### Excerpts from a figure dataset:
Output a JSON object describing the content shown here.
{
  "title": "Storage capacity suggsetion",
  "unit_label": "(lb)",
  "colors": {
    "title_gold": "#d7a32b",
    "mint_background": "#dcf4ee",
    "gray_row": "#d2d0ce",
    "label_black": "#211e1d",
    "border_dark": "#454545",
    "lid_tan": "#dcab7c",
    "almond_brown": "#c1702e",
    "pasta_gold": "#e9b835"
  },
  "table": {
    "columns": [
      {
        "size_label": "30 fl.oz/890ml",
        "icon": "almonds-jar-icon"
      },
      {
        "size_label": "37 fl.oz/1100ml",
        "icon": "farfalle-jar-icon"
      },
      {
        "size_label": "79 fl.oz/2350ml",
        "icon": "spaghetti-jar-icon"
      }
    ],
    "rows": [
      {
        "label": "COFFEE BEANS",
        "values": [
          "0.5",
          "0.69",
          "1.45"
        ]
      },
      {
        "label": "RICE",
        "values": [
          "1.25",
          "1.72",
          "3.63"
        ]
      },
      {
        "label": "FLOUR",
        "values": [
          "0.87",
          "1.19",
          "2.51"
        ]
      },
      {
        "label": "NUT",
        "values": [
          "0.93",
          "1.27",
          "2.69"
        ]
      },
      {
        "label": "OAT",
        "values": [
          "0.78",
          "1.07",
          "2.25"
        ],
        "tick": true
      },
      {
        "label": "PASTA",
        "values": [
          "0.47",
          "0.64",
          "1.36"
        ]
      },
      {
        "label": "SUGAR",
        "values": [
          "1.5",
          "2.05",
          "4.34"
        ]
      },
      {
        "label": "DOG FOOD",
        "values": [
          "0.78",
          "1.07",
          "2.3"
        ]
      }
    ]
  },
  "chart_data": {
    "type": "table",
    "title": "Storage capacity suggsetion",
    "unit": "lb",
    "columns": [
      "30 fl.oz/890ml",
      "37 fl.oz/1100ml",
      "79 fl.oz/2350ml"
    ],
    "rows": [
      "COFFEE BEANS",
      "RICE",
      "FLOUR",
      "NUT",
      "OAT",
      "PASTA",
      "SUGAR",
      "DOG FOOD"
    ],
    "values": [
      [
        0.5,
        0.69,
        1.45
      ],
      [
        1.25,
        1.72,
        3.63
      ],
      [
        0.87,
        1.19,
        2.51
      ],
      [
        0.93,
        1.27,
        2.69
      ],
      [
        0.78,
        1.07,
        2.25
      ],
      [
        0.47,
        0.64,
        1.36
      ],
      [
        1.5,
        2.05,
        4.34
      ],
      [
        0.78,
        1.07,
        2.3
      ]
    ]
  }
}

### Short task:
Only the number is needed here: how many lines of the records contain "Storage"?

### Response below:
2